§ **Your objective**: Copy each line that contains the word "What".

§ **Task inputs**:
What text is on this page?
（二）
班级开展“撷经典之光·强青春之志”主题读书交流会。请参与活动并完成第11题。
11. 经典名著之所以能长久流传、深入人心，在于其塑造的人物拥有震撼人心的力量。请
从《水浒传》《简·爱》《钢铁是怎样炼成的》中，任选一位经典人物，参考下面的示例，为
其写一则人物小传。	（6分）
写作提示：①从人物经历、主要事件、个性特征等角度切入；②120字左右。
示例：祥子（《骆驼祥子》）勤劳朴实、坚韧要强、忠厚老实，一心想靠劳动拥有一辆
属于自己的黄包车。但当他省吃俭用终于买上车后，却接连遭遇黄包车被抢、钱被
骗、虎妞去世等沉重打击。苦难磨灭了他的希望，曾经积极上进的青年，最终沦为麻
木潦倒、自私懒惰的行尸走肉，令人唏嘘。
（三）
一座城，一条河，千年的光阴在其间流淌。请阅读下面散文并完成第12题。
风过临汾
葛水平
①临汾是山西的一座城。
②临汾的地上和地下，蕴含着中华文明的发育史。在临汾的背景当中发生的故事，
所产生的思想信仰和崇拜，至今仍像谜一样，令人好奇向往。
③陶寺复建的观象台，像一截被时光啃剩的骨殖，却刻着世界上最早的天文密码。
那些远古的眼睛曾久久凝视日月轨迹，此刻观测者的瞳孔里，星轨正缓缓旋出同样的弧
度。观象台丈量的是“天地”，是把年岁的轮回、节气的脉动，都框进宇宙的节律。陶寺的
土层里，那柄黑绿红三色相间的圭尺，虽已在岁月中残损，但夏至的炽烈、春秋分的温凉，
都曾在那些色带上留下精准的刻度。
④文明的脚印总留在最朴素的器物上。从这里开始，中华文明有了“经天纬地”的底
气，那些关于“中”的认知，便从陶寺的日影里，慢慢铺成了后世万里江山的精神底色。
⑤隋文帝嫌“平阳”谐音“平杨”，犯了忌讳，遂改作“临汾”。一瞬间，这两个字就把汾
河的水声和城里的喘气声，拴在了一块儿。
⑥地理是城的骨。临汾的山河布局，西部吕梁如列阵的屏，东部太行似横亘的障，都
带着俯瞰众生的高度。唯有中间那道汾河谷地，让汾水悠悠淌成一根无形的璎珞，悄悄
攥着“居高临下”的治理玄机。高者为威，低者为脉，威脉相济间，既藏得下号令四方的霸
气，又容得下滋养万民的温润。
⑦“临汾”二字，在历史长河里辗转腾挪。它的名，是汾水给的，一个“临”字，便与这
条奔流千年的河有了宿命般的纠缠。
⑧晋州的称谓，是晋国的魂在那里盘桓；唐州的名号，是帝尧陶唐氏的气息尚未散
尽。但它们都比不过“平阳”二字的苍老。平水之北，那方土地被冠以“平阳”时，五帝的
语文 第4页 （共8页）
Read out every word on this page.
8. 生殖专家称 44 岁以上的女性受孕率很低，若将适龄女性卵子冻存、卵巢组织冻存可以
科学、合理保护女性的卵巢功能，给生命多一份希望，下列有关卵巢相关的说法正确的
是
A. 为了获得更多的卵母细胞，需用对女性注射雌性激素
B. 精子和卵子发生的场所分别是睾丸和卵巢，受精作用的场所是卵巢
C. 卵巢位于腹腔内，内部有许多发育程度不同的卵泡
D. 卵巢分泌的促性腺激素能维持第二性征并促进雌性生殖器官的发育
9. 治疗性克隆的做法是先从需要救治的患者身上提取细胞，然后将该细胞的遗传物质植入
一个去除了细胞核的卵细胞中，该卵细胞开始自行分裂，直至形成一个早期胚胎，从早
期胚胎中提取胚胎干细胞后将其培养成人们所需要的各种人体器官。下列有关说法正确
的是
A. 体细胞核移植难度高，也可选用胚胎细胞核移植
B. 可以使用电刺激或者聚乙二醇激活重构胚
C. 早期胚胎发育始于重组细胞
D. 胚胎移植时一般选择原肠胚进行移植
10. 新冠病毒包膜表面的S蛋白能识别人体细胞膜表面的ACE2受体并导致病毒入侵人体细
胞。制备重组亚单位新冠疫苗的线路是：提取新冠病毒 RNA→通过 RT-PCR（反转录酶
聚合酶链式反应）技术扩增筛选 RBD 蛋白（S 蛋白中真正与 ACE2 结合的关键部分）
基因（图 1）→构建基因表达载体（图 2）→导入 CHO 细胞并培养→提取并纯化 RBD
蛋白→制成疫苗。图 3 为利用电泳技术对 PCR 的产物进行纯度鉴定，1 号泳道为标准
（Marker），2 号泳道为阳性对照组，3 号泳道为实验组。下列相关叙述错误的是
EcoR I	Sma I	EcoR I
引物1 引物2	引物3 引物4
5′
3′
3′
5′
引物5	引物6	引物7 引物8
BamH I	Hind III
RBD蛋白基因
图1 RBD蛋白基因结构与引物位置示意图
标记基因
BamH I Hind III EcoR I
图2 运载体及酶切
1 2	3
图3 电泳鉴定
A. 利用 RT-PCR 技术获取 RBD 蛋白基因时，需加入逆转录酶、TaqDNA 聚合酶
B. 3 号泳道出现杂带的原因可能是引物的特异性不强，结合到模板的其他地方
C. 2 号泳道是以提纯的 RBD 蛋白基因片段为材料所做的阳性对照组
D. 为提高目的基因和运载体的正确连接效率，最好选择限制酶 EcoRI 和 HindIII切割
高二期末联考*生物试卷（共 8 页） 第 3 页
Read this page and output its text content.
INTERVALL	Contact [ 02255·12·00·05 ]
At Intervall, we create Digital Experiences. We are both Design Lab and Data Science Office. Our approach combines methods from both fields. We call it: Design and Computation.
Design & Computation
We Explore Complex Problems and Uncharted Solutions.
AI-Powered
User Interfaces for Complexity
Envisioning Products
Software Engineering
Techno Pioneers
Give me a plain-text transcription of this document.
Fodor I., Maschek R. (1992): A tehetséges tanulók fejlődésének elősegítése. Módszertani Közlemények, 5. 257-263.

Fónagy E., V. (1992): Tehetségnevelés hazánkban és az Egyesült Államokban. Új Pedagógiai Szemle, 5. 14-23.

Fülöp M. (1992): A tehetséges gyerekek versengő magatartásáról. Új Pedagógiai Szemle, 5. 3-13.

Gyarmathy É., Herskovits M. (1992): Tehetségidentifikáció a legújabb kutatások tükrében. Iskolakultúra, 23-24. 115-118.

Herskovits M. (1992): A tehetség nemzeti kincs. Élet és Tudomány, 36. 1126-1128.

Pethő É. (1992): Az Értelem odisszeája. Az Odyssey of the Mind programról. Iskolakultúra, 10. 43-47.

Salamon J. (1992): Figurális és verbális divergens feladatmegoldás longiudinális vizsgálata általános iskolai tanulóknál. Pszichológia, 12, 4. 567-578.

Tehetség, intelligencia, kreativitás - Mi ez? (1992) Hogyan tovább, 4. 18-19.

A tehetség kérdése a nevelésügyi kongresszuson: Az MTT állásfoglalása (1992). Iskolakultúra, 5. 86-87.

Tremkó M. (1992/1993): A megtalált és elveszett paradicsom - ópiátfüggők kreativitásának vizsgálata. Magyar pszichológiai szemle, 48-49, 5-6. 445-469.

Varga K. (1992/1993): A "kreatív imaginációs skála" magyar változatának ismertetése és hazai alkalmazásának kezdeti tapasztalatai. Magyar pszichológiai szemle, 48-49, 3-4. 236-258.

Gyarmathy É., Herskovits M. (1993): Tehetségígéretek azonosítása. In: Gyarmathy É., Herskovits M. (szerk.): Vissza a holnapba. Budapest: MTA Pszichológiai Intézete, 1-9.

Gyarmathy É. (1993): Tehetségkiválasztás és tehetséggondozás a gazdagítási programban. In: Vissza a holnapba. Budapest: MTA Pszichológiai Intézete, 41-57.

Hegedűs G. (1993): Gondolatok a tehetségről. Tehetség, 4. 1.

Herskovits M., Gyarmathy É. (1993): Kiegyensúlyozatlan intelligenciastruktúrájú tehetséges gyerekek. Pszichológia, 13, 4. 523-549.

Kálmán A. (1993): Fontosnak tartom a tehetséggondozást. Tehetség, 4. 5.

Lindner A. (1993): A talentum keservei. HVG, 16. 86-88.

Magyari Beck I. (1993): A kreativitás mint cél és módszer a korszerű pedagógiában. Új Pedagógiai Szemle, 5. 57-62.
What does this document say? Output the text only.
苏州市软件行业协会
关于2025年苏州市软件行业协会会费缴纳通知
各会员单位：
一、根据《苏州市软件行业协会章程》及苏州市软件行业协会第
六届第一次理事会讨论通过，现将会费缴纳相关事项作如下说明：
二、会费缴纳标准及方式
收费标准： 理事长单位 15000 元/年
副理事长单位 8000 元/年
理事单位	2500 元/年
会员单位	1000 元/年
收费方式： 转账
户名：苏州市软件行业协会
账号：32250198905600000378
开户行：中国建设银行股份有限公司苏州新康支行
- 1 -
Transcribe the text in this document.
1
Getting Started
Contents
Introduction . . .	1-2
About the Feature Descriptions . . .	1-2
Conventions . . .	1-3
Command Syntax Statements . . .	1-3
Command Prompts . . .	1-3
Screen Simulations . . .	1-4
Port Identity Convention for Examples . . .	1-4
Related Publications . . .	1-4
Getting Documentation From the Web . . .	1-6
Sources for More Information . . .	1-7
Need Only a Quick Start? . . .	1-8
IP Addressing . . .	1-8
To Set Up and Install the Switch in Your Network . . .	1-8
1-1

§ **Solution below**:
What text is on this page?
What does this document say? Output the text only.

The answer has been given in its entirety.